#### Problem requirements
Reproduce the material word for word; the images stay out.

BEGIN

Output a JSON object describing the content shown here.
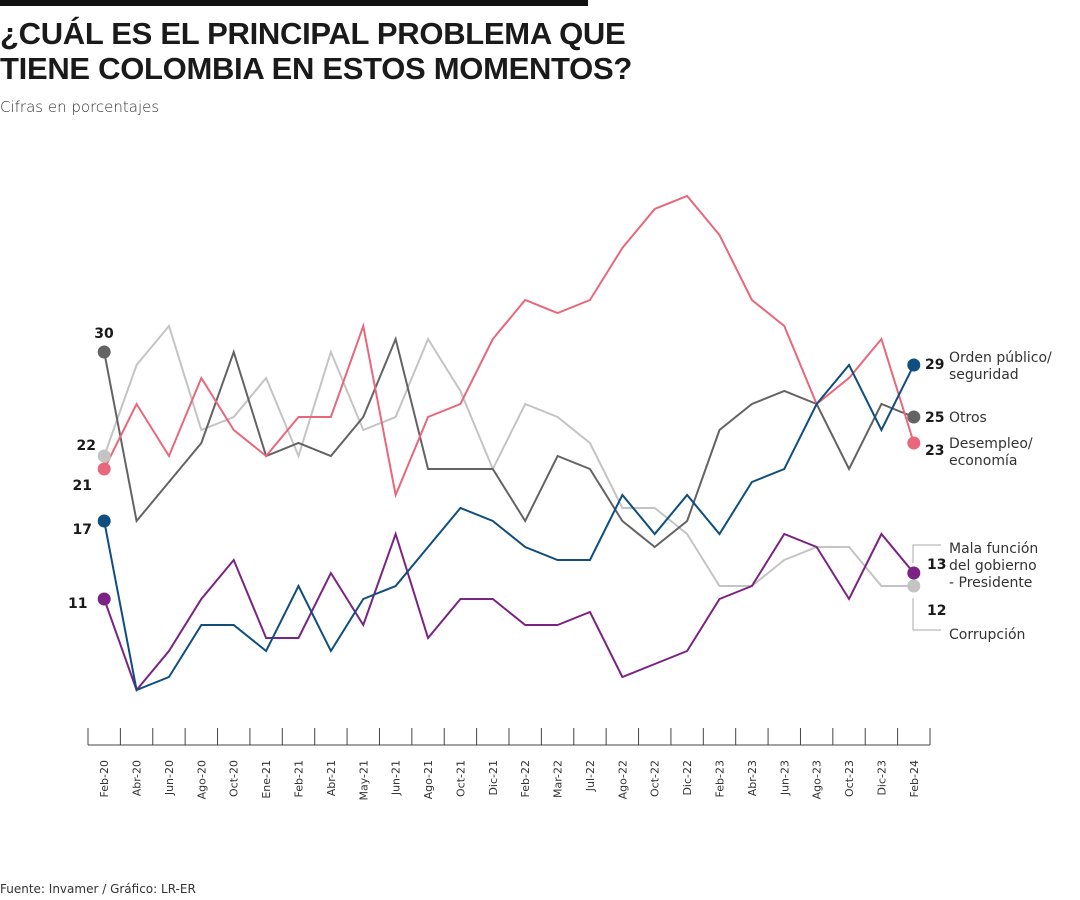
{
  "header": {
    "title_line1": "¿CUÁL ES EL PRINCIPAL PROBLEMA QUE",
    "title_line2": "TIENE COLOMBIA EN ESTOS MOMENTOS?",
    "subtitle": "Cifras en porcentajes"
  },
  "footer": {
    "source": "Fuente: Invamer / Gráfico: LR-ER"
  },
  "chart_data": {
    "type": "line",
    "title": "¿CUÁL ES EL PRINCIPAL PROBLEMA QUE TIENE COLOMBIA EN ESTOS MOMENTOS?",
    "subtitle": "Cifras en porcentajes",
    "xlabel": "",
    "ylabel": "",
    "ylim": [
      0,
      45
    ],
    "grid": false,
    "legend": "right (end labels)",
    "categories": [
      "Feb-20",
      "Abr-20",
      "Jun-20",
      "Ago-20",
      "Oct-20",
      "Ene-21",
      "Feb-21",
      "Abr-21",
      "May-21",
      "Jun-21",
      "Ago-21",
      "Oct-21",
      "Dic-21",
      "Feb-22",
      "Mar-22",
      "Jul-22",
      "Ago-22",
      "Oct-22",
      "Dic-22",
      "Feb-23",
      "Abr-23",
      "Jun-23",
      "Ago-23",
      "Oct-23",
      "Dic-23",
      "Feb-24"
    ],
    "series": [
      {
        "name": "Desempleo/ economía",
        "label_lines": [
          "Desempleo/",
          "economía"
        ],
        "color": "#e8677b",
        "values": [
          21,
          26,
          22,
          28,
          24,
          22,
          25,
          25,
          32,
          19,
          25,
          26,
          31,
          34,
          33,
          34,
          38,
          41,
          42,
          39,
          34,
          32,
          26,
          28,
          31,
          23
        ]
      },
      {
        "name": "Otros",
        "label_lines": [
          "Otros"
        ],
        "color": "#636363",
        "values": [
          30,
          17,
          20,
          23,
          30,
          22,
          23,
          22,
          25,
          31,
          21,
          21,
          21,
          17,
          22,
          21,
          17,
          15,
          17,
          24,
          26,
          27,
          26,
          21,
          26,
          25
        ]
      },
      {
        "name": "Corrupción",
        "label_lines": [
          "Corrupción"
        ],
        "color": "#c4c4c4",
        "values": [
          22,
          29,
          32,
          24,
          25,
          28,
          22,
          30,
          24,
          25,
          31,
          27,
          21,
          26,
          25,
          23,
          18,
          18,
          16,
          12,
          12,
          14,
          15,
          15,
          12,
          12
        ]
      },
      {
        "name": "Orden público/ seguridad",
        "label_lines": [
          "Orden público/",
          "seguridad"
        ],
        "color": "#0f4e7e",
        "values": [
          17,
          4,
          5,
          9,
          9,
          7,
          12,
          7,
          11,
          12,
          15,
          18,
          17,
          15,
          14,
          14,
          19,
          16,
          19,
          16,
          20,
          21,
          26,
          29,
          24,
          29
        ]
      },
      {
        "name": "Mala función del gobierno - Presidente",
        "label_lines": [
          "Mala función",
          "del gobierno",
          "- Presidente"
        ],
        "color": "#7a2382",
        "values": [
          11,
          4,
          7,
          11,
          14,
          8,
          8,
          13,
          9,
          16,
          8,
          11,
          11,
          9,
          9,
          10,
          5,
          6,
          7,
          11,
          12,
          16,
          15,
          11,
          16,
          13
        ]
      }
    ],
    "start_labels": [
      "30",
      "22",
      "21",
      "17",
      "11"
    ],
    "end_labels": [
      "29",
      "25",
      "23",
      "13",
      "12"
    ]
  }
}
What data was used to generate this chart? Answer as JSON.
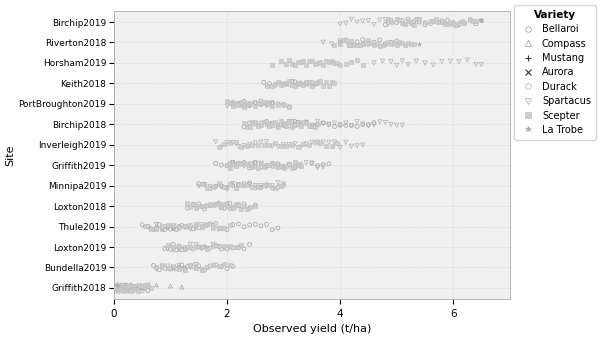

END

#### Written solution
Output a JSON object describing the content shown here.
{
  "header": {
    "title_line1": "¿CUÁL ES EL PRINCIPAL PROBLEMA QUE",
    "title_line2": "TIENE COLOMBIA EN ESTOS MOMENTOS?",
    "subtitle": "Cifras en porcentajes"
  },
  "footer": {
    "source": "Fuente: Invamer / Gráfico: LR-ER"
  },
  "chart_data": {
    "type": "line",
    "title": "¿CUÁL ES EL PRINCIPAL PROBLEMA QUE TIENE COLOMBIA EN ESTOS MOMENTOS?",
    "subtitle": "Cifras en porcentajes",
    "xlabel": "",
    "ylabel": "",
    "ylim": [
      0,
      45
    ],
    "grid": false,
    "legend": "right (end labels)",
    "categories": [
      "Feb-20",
      "Abr-20",
      "Jun-20",
      "Ago-20",
      "Oct-20",
      "Ene-21",
      "Feb-21",
      "Abr-21",
      "May-21",
      "Jun-21",
      "Ago-21",
      "Oct-21",
      "Dic-21",
      "Feb-22",
      "Mar-22",
      "Jul-22",
      "Ago-22",
      "Oct-22",
      "Dic-22",
      "Feb-23",
      "Abr-23",
      "Jun-23",
      "Ago-23",
      "Oct-23",
      "Dic-23",
      "Feb-24"
    ],
    "series": [
      {
        "name": "Desempleo/ economía",
        "label_lines": [
          "Desempleo/",
          "economía"
        ],
        "color": "#e8677b",
        "values": [
          21,
          26,
          22,
          28,
          24,
          22,
          25,
          25,
          32,
          19,
          25,
          26,
          31,
          34,
          33,
          34,
          38,
          41,
          42,
          39,
          34,
          32,
          26,
          28,
          31,
          23
        ]
      },
      {
        "name": "Otros",
        "label_lines": [
          "Otros"
        ],
        "color": "#636363",
        "values": [
          30,
          17,
          20,
          23,
          30,
          22,
          23,
          22,
          25,
          31,
          21,
          21,
          21,
          17,
          22,
          21,
          17,
          15,
          17,
          24,
          26,
          27,
          26,
          21,
          26,
          25
        ]
      },
      {
        "name": "Corrupción",
        "label_lines": [
          "Corrupción"
        ],
        "color": "#c4c4c4",
        "values": [
          22,
          29,
          32,
          24,
          25,
          28,
          22,
          30,
          24,
          25,
          31,
          27,
          21,
          26,
          25,
          23,
          18,
          18,
          16,
          12,
          12,
          14,
          15,
          15,
          12,
          12
        ]
      },
      {
        "name": "Orden público/ seguridad",
        "label_lines": [
          "Orden público/",
          "seguridad"
        ],
        "color": "#0f4e7e",
        "values": [
          17,
          4,
          5,
          9,
          9,
          7,
          12,
          7,
          11,
          12,
          15,
          18,
          17,
          15,
          14,
          14,
          19,
          16,
          19,
          16,
          20,
          21,
          26,
          29,
          24,
          29
        ]
      },
      {
        "name": "Mala función del gobierno - Presidente",
        "label_lines": [
          "Mala función",
          "del gobierno",
          "- Presidente"
        ],
        "color": "#7a2382",
        "values": [
          11,
          4,
          7,
          11,
          14,
          8,
          8,
          13,
          9,
          16,
          8,
          11,
          11,
          9,
          9,
          10,
          5,
          6,
          7,
          11,
          12,
          16,
          15,
          11,
          16,
          13
        ]
      }
    ],
    "start_labels": [
      "30",
      "22",
      "21",
      "17",
      "11"
    ],
    "end_labels": [
      "29",
      "25",
      "23",
      "13",
      "12"
    ]
  }
}
What data was used to generate this chart? Answer as JSON.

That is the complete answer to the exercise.